PROBLEM TO WORK ON » Among the lines of this listing, determine how many contain the string "algorithm". Answer with the number only.

═════ RECORD SET ═════

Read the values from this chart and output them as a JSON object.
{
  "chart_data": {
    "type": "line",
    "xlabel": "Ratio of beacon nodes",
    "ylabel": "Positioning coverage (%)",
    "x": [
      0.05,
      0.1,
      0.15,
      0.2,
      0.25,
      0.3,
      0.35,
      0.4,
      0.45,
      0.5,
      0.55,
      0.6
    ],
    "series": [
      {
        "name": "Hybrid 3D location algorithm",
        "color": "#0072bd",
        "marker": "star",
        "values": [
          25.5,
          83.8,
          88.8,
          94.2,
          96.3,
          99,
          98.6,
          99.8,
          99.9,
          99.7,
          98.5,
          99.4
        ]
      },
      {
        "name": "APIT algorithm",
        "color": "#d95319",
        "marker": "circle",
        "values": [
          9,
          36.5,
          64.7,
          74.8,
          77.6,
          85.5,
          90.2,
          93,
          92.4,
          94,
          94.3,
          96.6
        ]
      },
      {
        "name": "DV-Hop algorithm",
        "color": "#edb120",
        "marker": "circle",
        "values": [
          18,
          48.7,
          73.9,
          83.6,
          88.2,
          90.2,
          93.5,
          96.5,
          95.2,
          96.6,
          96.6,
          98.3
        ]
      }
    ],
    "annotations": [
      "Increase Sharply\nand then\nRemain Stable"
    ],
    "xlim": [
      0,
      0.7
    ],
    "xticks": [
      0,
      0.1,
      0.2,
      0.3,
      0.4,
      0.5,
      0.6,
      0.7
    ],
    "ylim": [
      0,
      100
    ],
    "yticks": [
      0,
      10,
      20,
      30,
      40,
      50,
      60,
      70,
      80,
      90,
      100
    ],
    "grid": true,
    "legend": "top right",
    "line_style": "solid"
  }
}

═════

EXERCISE RESULT » 3